Stated goal: Reproduce every line of the listing below without changing anything, but omit the picture.

===============

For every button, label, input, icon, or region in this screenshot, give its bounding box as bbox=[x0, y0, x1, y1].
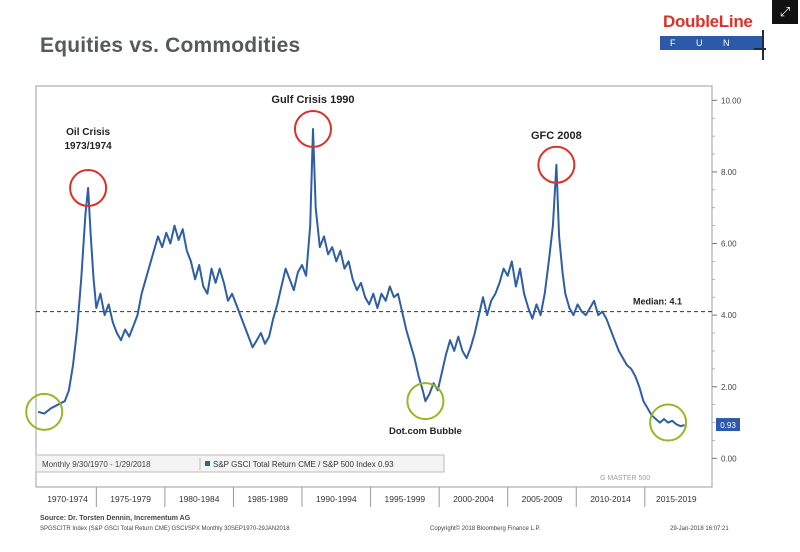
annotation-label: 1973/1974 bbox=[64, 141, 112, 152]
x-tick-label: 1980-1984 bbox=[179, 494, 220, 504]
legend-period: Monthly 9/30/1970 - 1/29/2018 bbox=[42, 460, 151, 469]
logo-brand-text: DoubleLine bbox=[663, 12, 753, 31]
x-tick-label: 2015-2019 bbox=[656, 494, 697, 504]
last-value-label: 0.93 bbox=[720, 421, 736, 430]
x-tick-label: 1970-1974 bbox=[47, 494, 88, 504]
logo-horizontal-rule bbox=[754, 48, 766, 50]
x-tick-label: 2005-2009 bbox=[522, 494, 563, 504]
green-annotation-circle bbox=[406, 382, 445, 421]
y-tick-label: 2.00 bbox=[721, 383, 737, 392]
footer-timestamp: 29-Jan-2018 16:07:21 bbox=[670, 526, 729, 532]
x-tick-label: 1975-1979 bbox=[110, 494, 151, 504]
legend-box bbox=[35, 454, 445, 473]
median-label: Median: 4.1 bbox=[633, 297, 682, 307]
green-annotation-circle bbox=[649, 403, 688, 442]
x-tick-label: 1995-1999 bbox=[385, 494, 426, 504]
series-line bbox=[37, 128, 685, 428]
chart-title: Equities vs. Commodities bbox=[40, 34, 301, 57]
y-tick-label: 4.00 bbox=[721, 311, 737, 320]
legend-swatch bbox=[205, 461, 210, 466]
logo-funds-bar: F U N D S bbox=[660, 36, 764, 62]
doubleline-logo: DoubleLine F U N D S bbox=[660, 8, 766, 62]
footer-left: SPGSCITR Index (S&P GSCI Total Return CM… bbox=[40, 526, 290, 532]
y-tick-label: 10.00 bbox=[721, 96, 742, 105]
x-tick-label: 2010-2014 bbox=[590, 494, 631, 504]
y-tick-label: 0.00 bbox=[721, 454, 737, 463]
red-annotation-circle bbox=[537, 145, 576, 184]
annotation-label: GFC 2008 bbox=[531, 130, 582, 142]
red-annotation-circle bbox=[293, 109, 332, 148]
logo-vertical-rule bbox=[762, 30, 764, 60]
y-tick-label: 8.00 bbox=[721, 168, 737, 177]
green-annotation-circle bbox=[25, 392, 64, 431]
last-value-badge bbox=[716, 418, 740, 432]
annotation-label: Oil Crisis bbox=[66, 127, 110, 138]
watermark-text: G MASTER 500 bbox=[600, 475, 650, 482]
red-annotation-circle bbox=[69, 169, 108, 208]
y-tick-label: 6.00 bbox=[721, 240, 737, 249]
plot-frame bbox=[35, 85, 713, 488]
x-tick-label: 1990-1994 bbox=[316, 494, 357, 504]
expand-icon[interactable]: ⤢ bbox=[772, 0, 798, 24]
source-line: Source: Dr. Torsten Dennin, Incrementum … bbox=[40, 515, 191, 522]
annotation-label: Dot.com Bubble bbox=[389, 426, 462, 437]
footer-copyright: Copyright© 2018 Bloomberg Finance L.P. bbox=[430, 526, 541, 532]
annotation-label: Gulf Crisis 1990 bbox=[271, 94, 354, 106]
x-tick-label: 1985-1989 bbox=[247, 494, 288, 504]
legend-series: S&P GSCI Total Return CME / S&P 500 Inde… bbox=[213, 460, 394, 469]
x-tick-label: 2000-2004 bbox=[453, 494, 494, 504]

===============

Output:
For every button, label, input, icon, or region in this screenshot, give its bounding box as bbox=[x0, y0, x1, y1].
annotation-label: 1973/1974 bbox=[64, 141, 112, 152]
x-tick-label: 1980-1984 bbox=[179, 494, 220, 504]
legend-period: Monthly 9/30/1970 - 1/29/2018 bbox=[42, 460, 151, 469]
logo-brand-text: DoubleLine bbox=[663, 12, 753, 31]
x-tick-label: 2015-2019 bbox=[656, 494, 697, 504]
last-value-label: 0.93 bbox=[720, 421, 736, 430]
x-tick-label: 1970-1974 bbox=[47, 494, 88, 504]
logo-horizontal-rule bbox=[754, 48, 766, 50]
x-tick-label: 2005-2009 bbox=[522, 494, 563, 504]
green-annotation-circle bbox=[406, 382, 445, 421]
y-tick-label: 2.00 bbox=[721, 383, 737, 392]
footer-timestamp: 29-Jan-2018 16:07:21 bbox=[670, 526, 729, 532]
x-tick-label: 1975-1979 bbox=[110, 494, 151, 504]
legend-box bbox=[35, 454, 445, 473]
median-label: Median: 4.1 bbox=[633, 297, 682, 307]
green-annotation-circle bbox=[649, 403, 688, 442]
x-tick-label: 1995-1999 bbox=[385, 494, 426, 504]
series-line bbox=[37, 128, 685, 428]
chart-title: Equities vs. Commodities bbox=[40, 34, 301, 57]
y-tick-label: 4.00 bbox=[721, 311, 737, 320]
legend-swatch bbox=[205, 461, 210, 466]
logo-funds-bar: F U N D S bbox=[660, 36, 764, 62]
doubleline-logo: DoubleLine F U N D S bbox=[660, 8, 766, 62]
footer-left: SPGSCITR Index (S&P GSCI Total Return CM… bbox=[40, 526, 290, 532]
y-tick-label: 10.00 bbox=[721, 96, 742, 105]
x-tick-label: 2010-2014 bbox=[590, 494, 631, 504]
y-tick-label: 0.00 bbox=[721, 454, 737, 463]
red-annotation-circle bbox=[537, 145, 576, 184]
annotation-label: GFC 2008 bbox=[531, 130, 582, 142]
red-annotation-circle bbox=[293, 109, 332, 148]
logo-vertical-rule bbox=[762, 30, 764, 60]
y-tick-label: 8.00 bbox=[721, 168, 737, 177]
green-annotation-circle bbox=[25, 392, 64, 431]
last-value-badge bbox=[716, 418, 740, 432]
annotation-label: Oil Crisis bbox=[66, 127, 110, 138]
watermark-text: G MASTER 500 bbox=[600, 475, 650, 482]
red-annotation-circle bbox=[69, 169, 108, 208]
y-tick-label: 6.00 bbox=[721, 240, 737, 249]
plot-frame bbox=[35, 85, 713, 488]
x-tick-label: 1990-1994 bbox=[316, 494, 357, 504]
expand-icon[interactable]: ⤢ bbox=[772, 0, 798, 24]
source-line: Source: Dr. Torsten Dennin, Incrementum … bbox=[40, 515, 191, 522]
annotation-label: Dot.com Bubble bbox=[389, 426, 462, 437]
footer-copyright: Copyright© 2018 Bloomberg Finance L.P. bbox=[430, 526, 541, 532]
annotation-label: Gulf Crisis 1990 bbox=[271, 94, 354, 106]
x-tick-label: 1985-1989 bbox=[247, 494, 288, 504]
legend-series: S&P GSCI Total Return CME / S&P 500 Inde… bbox=[213, 460, 394, 469]
x-tick-label: 2000-2004 bbox=[453, 494, 494, 504]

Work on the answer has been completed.